» **OBJECTIVE**
Search the records below for the word "ClimeChart" and show every line where it occurs.

» **TASK DATA**
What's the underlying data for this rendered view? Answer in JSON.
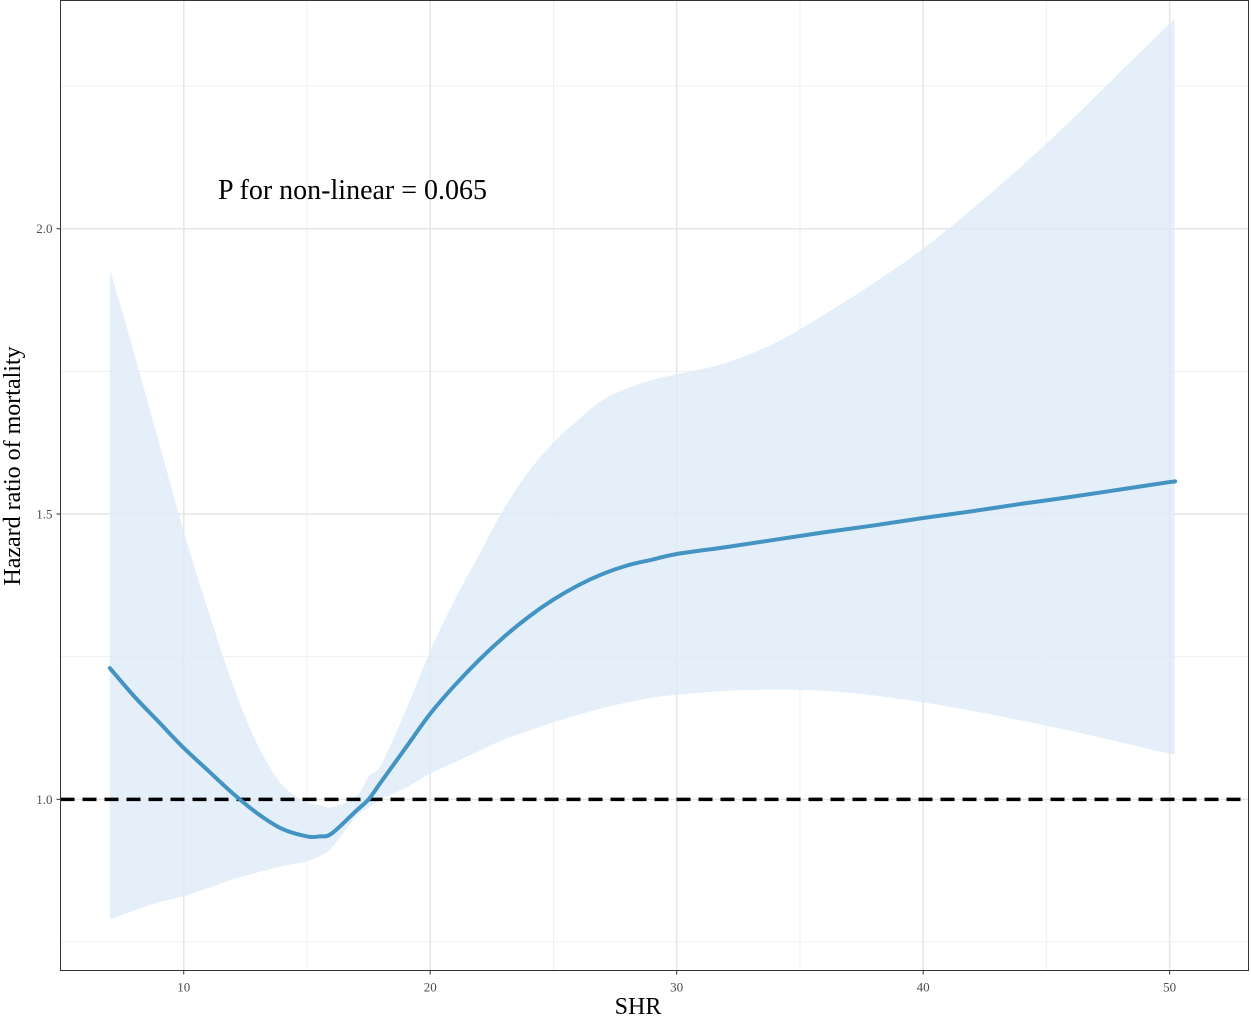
{
  "chart_data": {
    "type": "line",
    "xlabel": "SHR",
    "ylabel": "Hazard ratio of mortality",
    "annotation": "P for non-linear = 0.065",
    "xlim": [
      5,
      53.2
    ],
    "ylim": [
      0.7,
      2.4
    ],
    "x_ticks": [
      10,
      20,
      30,
      40,
      50
    ],
    "y_ticks": [
      1.0,
      1.5,
      2.0
    ],
    "x_tick_labels": [
      "10",
      "20",
      "30",
      "40",
      "50"
    ],
    "y_tick_labels": [
      "1.0",
      "1.5",
      "2.0"
    ],
    "x_minor_grid": [
      15,
      25,
      35,
      45
    ],
    "y_minor_grid": [
      0.75,
      1.25,
      1.75,
      2.25
    ],
    "reference_line": {
      "y": 1.0,
      "style": "dashed",
      "color": "#000000"
    },
    "grid": true,
    "series": [
      {
        "color": "#4393c3",
        "band_color": "#deebf7",
        "points": [
          {
            "x": 7.0,
            "y": 1.23,
            "lower": 0.79,
            "upper": 1.93
          },
          {
            "x": 8.0,
            "y": 1.18,
            "lower": 0.805,
            "upper": 1.78
          },
          {
            "x": 9.0,
            "y": 1.135,
            "lower": 0.82,
            "upper": 1.625
          },
          {
            "x": 10.0,
            "y": 1.09,
            "lower": 0.83,
            "upper": 1.47
          },
          {
            "x": 11.0,
            "y": 1.05,
            "lower": 0.845,
            "upper": 1.33
          },
          {
            "x": 12.0,
            "y": 1.01,
            "lower": 0.86,
            "upper": 1.2
          },
          {
            "x": 13.0,
            "y": 0.975,
            "lower": 0.872,
            "upper": 1.095
          },
          {
            "x": 14.0,
            "y": 0.948,
            "lower": 0.883,
            "upper": 1.025
          },
          {
            "x": 15.0,
            "y": 0.935,
            "lower": 0.892,
            "upper": 0.995
          },
          {
            "x": 15.5,
            "y": 0.935,
            "lower": 0.9,
            "upper": 0.99
          },
          {
            "x": 16.0,
            "y": 0.94,
            "lower": 0.915,
            "upper": 0.986
          },
          {
            "x": 17.0,
            "y": 0.98,
            "lower": 0.97,
            "upper": 1.005
          },
          {
            "x": 17.5,
            "y": 1.0,
            "lower": 0.985,
            "upper": 1.04
          },
          {
            "x": 18.0,
            "y": 1.03,
            "lower": 1.0,
            "upper": 1.06
          },
          {
            "x": 19.0,
            "y": 1.09,
            "lower": 1.02,
            "upper": 1.155
          },
          {
            "x": 20.0,
            "y": 1.15,
            "lower": 1.045,
            "upper": 1.26
          },
          {
            "x": 21.0,
            "y": 1.2,
            "lower": 1.065,
            "upper": 1.35
          },
          {
            "x": 22.0,
            "y": 1.245,
            "lower": 1.085,
            "upper": 1.43
          },
          {
            "x": 23.0,
            "y": 1.285,
            "lower": 1.105,
            "upper": 1.51
          },
          {
            "x": 24.0,
            "y": 1.32,
            "lower": 1.12,
            "upper": 1.575
          },
          {
            "x": 25.0,
            "y": 1.35,
            "lower": 1.135,
            "upper": 1.625
          },
          {
            "x": 26.0,
            "y": 1.375,
            "lower": 1.148,
            "upper": 1.665
          },
          {
            "x": 27.0,
            "y": 1.395,
            "lower": 1.16,
            "upper": 1.7
          },
          {
            "x": 28.0,
            "y": 1.41,
            "lower": 1.17,
            "upper": 1.72
          },
          {
            "x": 29.0,
            "y": 1.42,
            "lower": 1.178,
            "upper": 1.735
          },
          {
            "x": 30.0,
            "y": 1.43,
            "lower": 1.183,
            "upper": 1.745
          },
          {
            "x": 32.0,
            "y": 1.442,
            "lower": 1.19,
            "upper": 1.765
          },
          {
            "x": 34.0,
            "y": 1.455,
            "lower": 1.192,
            "upper": 1.8
          },
          {
            "x": 36.0,
            "y": 1.468,
            "lower": 1.19,
            "upper": 1.85
          },
          {
            "x": 38.0,
            "y": 1.48,
            "lower": 1.182,
            "upper": 1.905
          },
          {
            "x": 40.0,
            "y": 1.493,
            "lower": 1.17,
            "upper": 1.965
          },
          {
            "x": 42.0,
            "y": 1.505,
            "lower": 1.155,
            "upper": 2.035
          },
          {
            "x": 44.0,
            "y": 1.518,
            "lower": 1.138,
            "upper": 2.11
          },
          {
            "x": 46.0,
            "y": 1.53,
            "lower": 1.12,
            "upper": 2.19
          },
          {
            "x": 48.0,
            "y": 1.543,
            "lower": 1.1,
            "upper": 2.275
          },
          {
            "x": 50.0,
            "y": 1.556,
            "lower": 1.08,
            "upper": 2.36
          },
          {
            "x": 50.2,
            "y": 1.557,
            "lower": 1.078,
            "upper": 2.37
          }
        ]
      }
    ]
  }
}
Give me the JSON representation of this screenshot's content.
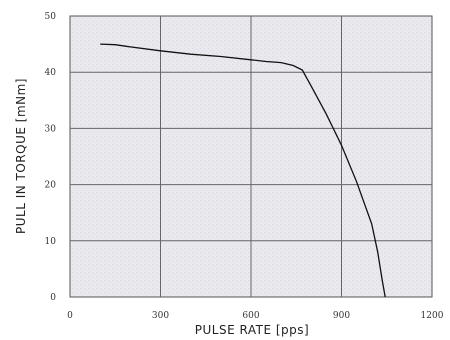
{
  "chart_data": {
    "type": "line",
    "title": "",
    "xlabel": "PULSE RATE  [pps]",
    "ylabel": "PULL IN TORQUE  [mNm]",
    "xlim": [
      0,
      1200
    ],
    "ylim": [
      0,
      50
    ],
    "x_ticks": [
      "0",
      "300",
      "600",
      "900",
      "1200"
    ],
    "y_ticks": [
      "0",
      "10",
      "20",
      "30",
      "40",
      "50"
    ],
    "grid": true,
    "series": [
      {
        "x": [
          100,
          150,
          200,
          300,
          400,
          500,
          600,
          650,
          700,
          740,
          770,
          800,
          850,
          900,
          950,
          1000,
          1020,
          1035,
          1045
        ],
        "y": [
          45.0,
          44.9,
          44.5,
          43.8,
          43.2,
          42.8,
          42.2,
          41.9,
          41.7,
          41.2,
          40.4,
          37.5,
          32.5,
          27.0,
          20.5,
          13.0,
          8.0,
          3.0,
          0.0
        ]
      }
    ]
  }
}
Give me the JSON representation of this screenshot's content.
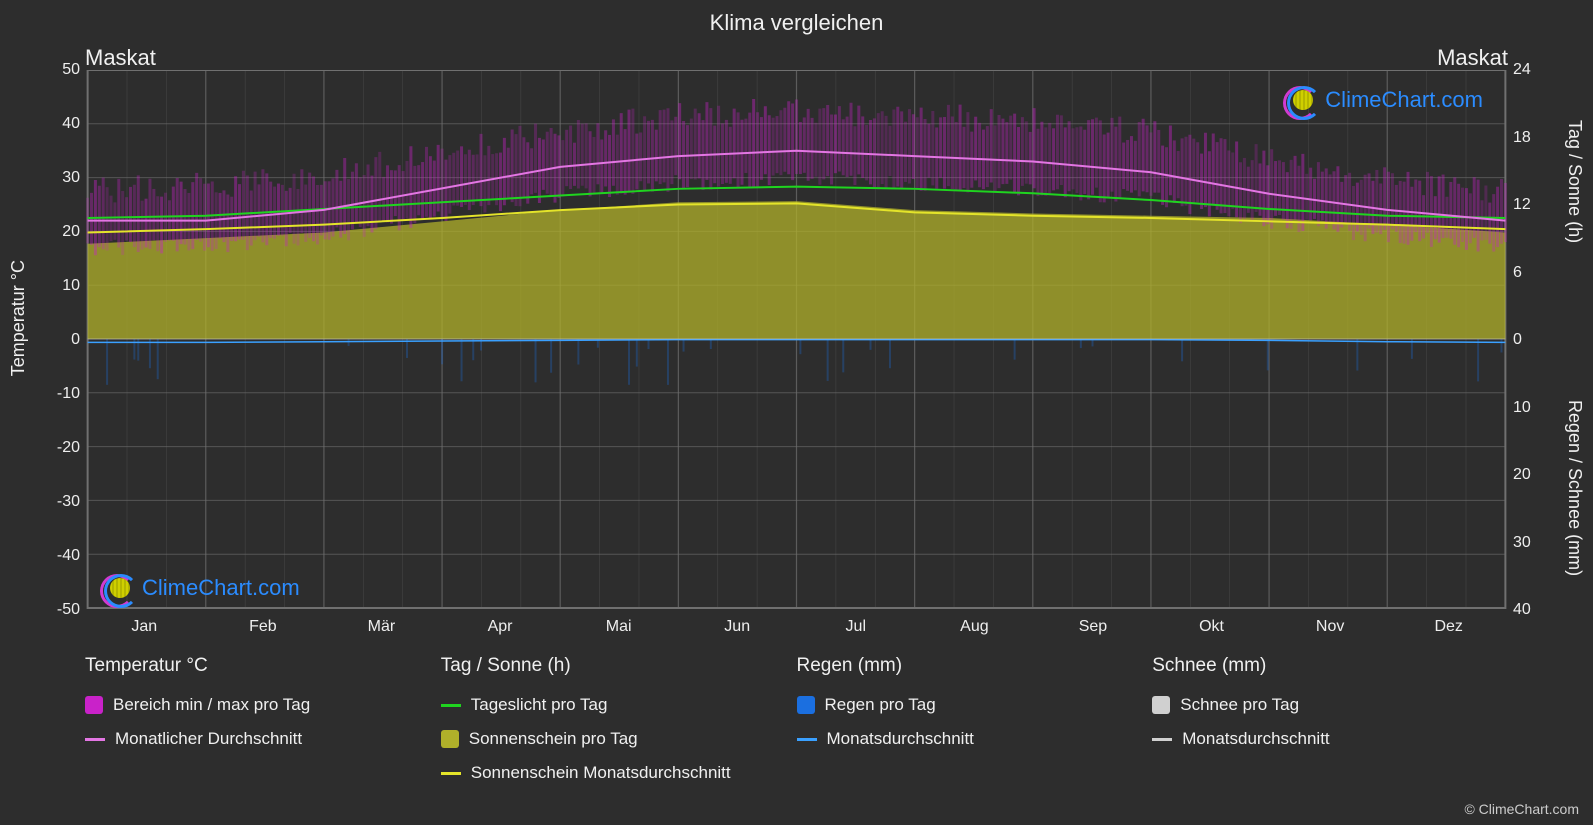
{
  "title": "Klima vergleichen",
  "location_left": "Maskat",
  "location_right": "Maskat",
  "copyright": "© ClimeChart.com",
  "brand": "ClimeChart.com",
  "axes": {
    "y_left_label": "Temperatur °C",
    "y_right_label_top": "Tag / Sonne (h)",
    "y_right_label_bot": "Regen / Schnee (mm)",
    "y_left_min": -50,
    "y_left_max": 50,
    "y_left_step": 10,
    "y_left_ticks": [
      "50",
      "40",
      "30",
      "20",
      "10",
      "0",
      "-10",
      "-20",
      "-30",
      "-40",
      "-50"
    ],
    "y_right_top_min": 0,
    "y_right_top_max": 24,
    "y_right_top_step": 6,
    "y_right_top_ticks": [
      "24",
      "18",
      "12",
      "6",
      "0"
    ],
    "y_right_bot_ticks": [
      "10",
      "20",
      "30",
      "40"
    ],
    "months": [
      "Jan",
      "Feb",
      "Mär",
      "Apr",
      "Mai",
      "Jun",
      "Jul",
      "Aug",
      "Sep",
      "Okt",
      "Nov",
      "Dez"
    ]
  },
  "styling": {
    "background_color": "#2d2d2d",
    "grid_color": "#707070",
    "grid_width": 1,
    "border_color": "#707070",
    "minmax_fill": "#c922c9",
    "minmax_fill_opacity": 0.55,
    "monthly_avg_color": "#e376e3",
    "monthly_avg_width": 2,
    "daylight_color": "#1fd41f",
    "daylight_width": 2,
    "sunshine_area_color": "#b0b02a",
    "sunshine_area_opacity": 0.75,
    "sunshine_avg_color": "#e4e42a",
    "sunshine_avg_width": 2,
    "rain_day_color": "#1b6fe0",
    "rain_day_opacity": 0.3,
    "rain_month_color": "#3aa0ff",
    "rain_month_width": 1.5,
    "snow_day_color": "#d0d0d0",
    "snow_month_color": "#d0d0d0",
    "title_fontsize": 22,
    "label_fontsize": 18,
    "tick_fontsize": 16,
    "legend_fontsize": 17,
    "brand_color": "#2b8cff"
  },
  "series": {
    "temp_monthly_avg": [
      22,
      22,
      24,
      28,
      32,
      34,
      35,
      34,
      33,
      31,
      27,
      24,
      22
    ],
    "temp_range_high": [
      26,
      27,
      29,
      33,
      37,
      40,
      41,
      40,
      39,
      37,
      32,
      28,
      26
    ],
    "temp_range_low": [
      17,
      17,
      19,
      23,
      27,
      29,
      30,
      29,
      28,
      26,
      22,
      19,
      17
    ],
    "daylight_h": [
      10.8,
      11.0,
      11.6,
      12.2,
      12.8,
      13.4,
      13.6,
      13.4,
      13.0,
      12.4,
      11.6,
      11.0,
      10.8
    ],
    "sunshine_h_area": [
      8.5,
      9.0,
      9.5,
      10.5,
      11.5,
      12.2,
      12.3,
      11.5,
      11.2,
      11.0,
      10.8,
      10.2,
      9.5
    ],
    "sunshine_h_avg": [
      9.5,
      9.8,
      10.2,
      10.8,
      11.5,
      12.0,
      12.1,
      11.3,
      11.0,
      10.8,
      10.5,
      10.2,
      9.8
    ],
    "rain_monthly_mm": [
      0.5,
      0.5,
      0.4,
      0.3,
      0.2,
      0.1,
      0.1,
      0.1,
      0.1,
      0.1,
      0.2,
      0.4,
      0.5
    ],
    "snow_monthly_mm": [
      0,
      0,
      0,
      0,
      0,
      0,
      0,
      0,
      0,
      0,
      0,
      0,
      0
    ]
  },
  "legend": {
    "g1_head": "Temperatur °C",
    "g1_i1": "Bereich min / max pro Tag",
    "g1_i2": "Monatlicher Durchschnitt",
    "g2_head": "Tag / Sonne (h)",
    "g2_i1": "Tageslicht pro Tag",
    "g2_i2": "Sonnenschein pro Tag",
    "g2_i3": "Sonnenschein Monatsdurchschnitt",
    "g3_head": "Regen (mm)",
    "g3_i1": "Regen pro Tag",
    "g3_i2": "Monatsdurchschnitt",
    "g4_head": "Schnee (mm)",
    "g4_i1": "Schnee pro Tag",
    "g4_i2": "Monatsdurchschnitt"
  }
}
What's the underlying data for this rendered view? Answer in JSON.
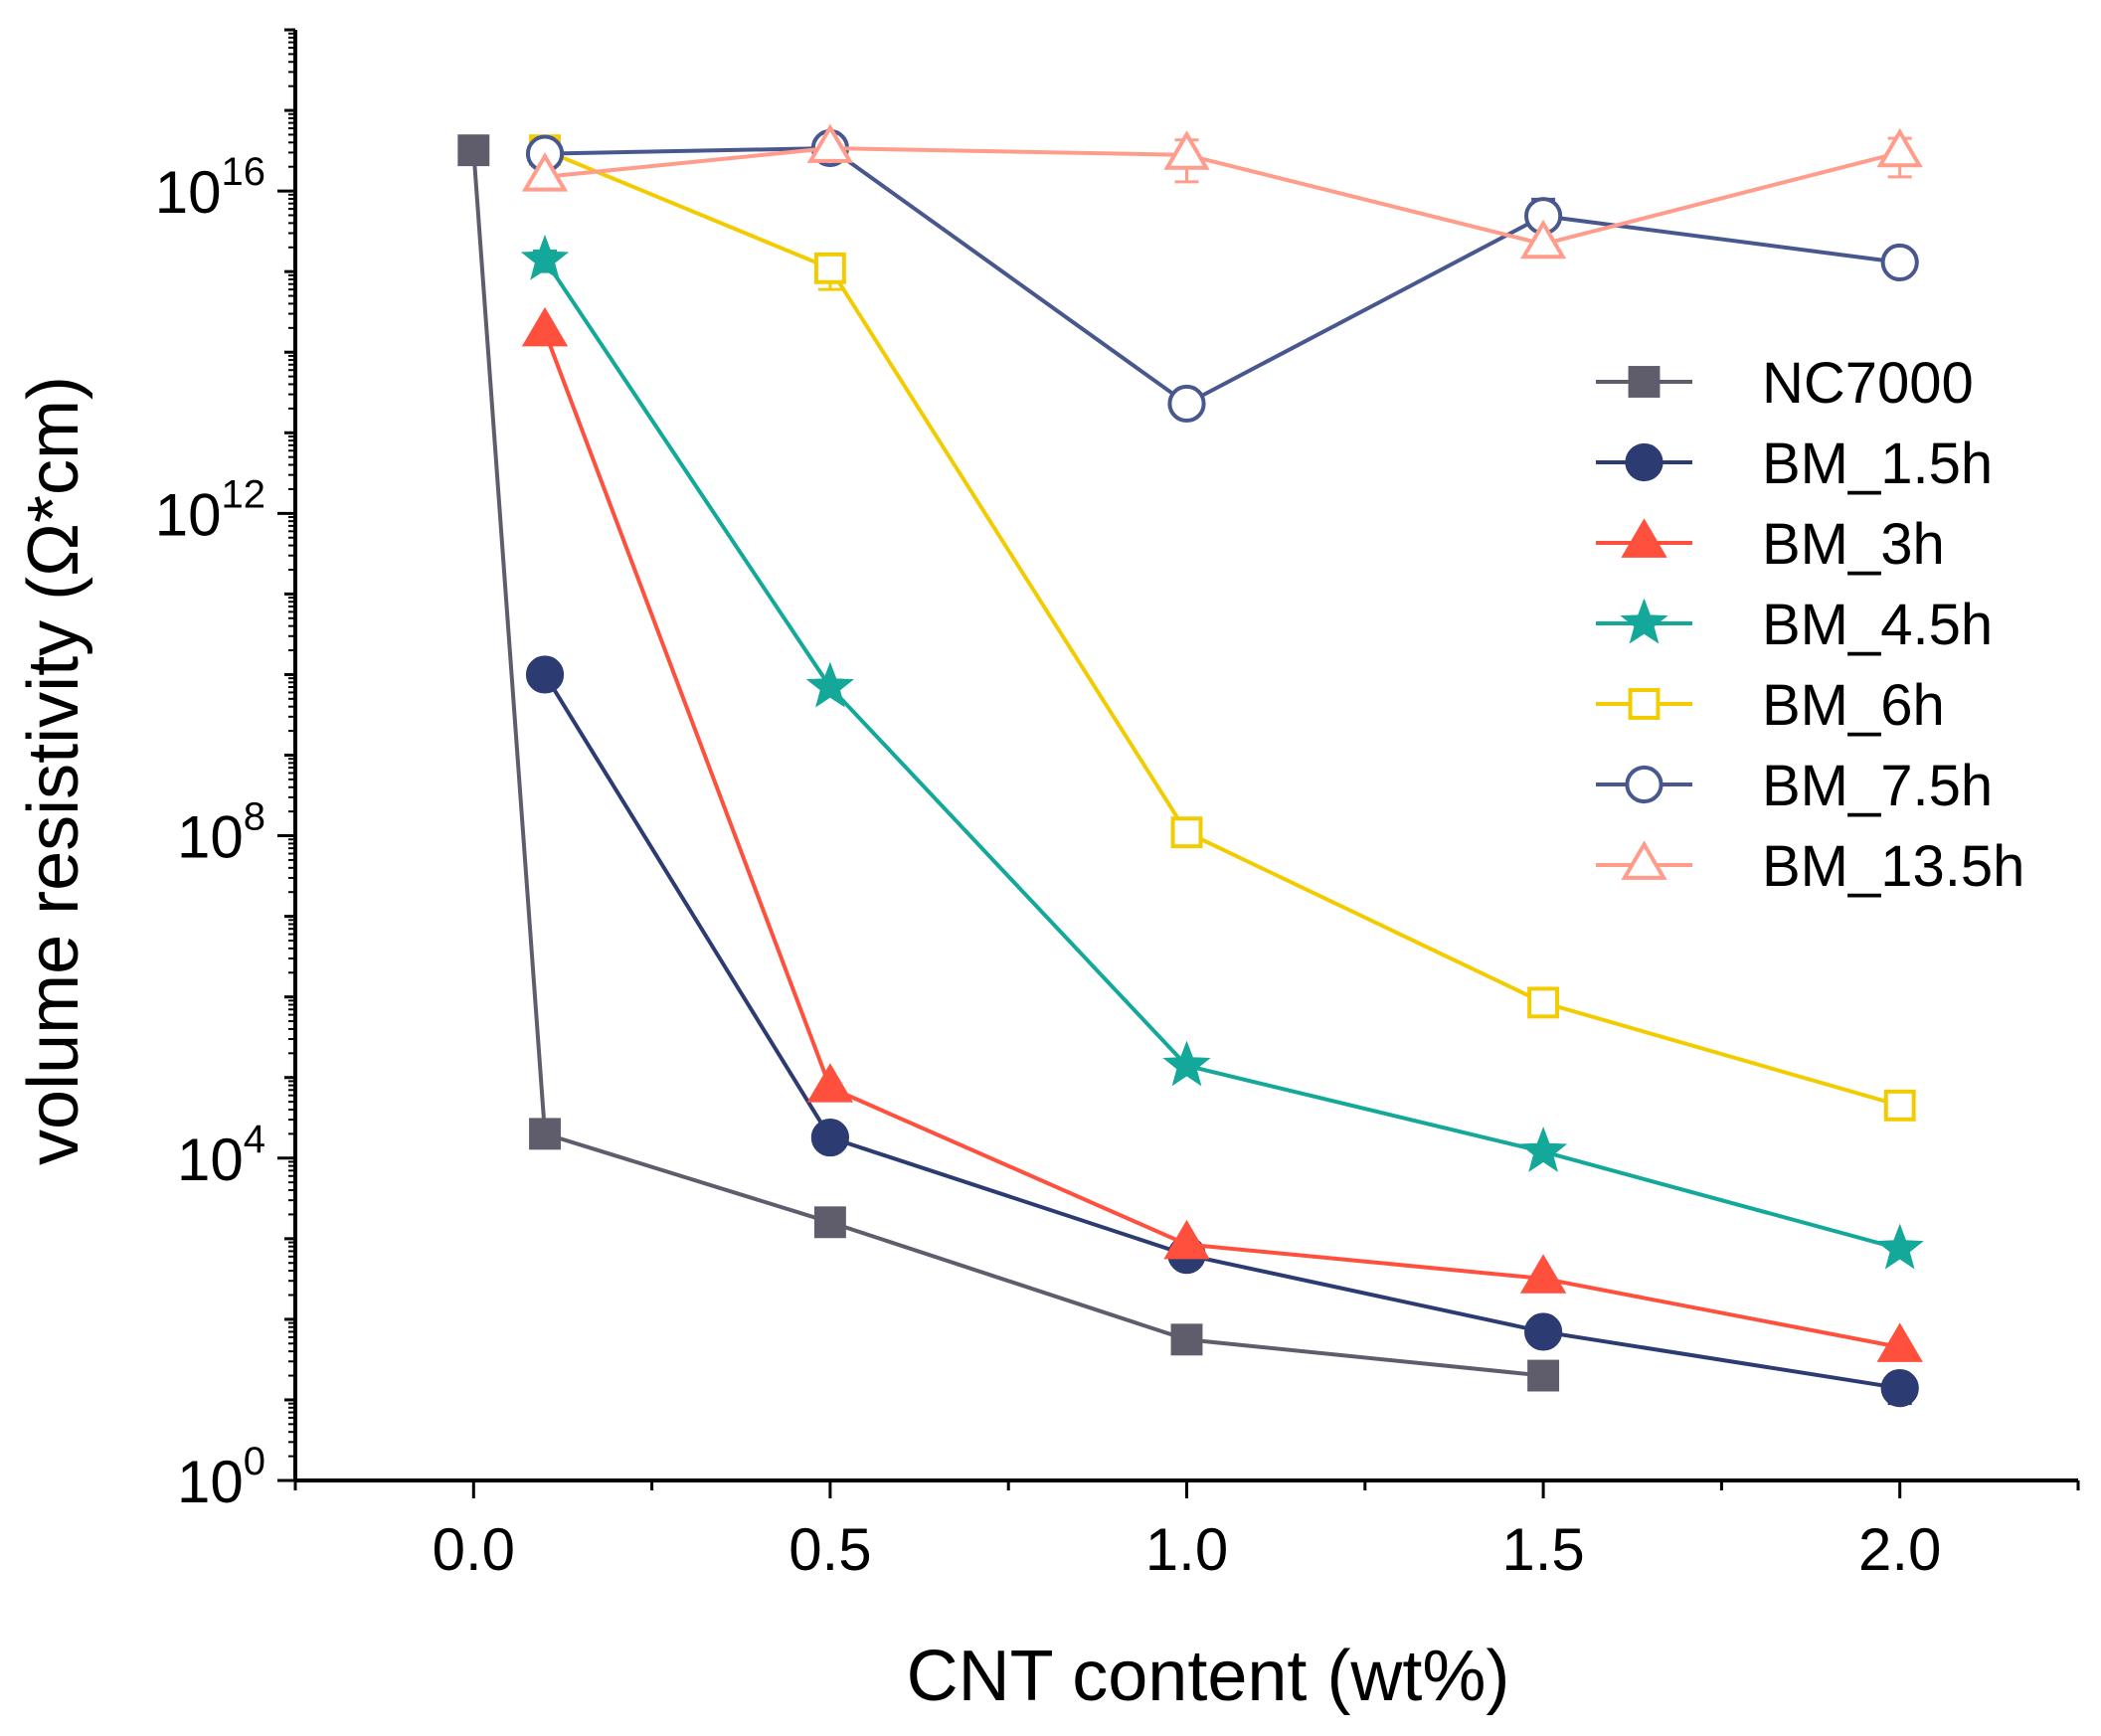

» **WORKED ANSWER**
  "copyright": "© ClimeChart.com",
  "brand": "ClimeChart.com",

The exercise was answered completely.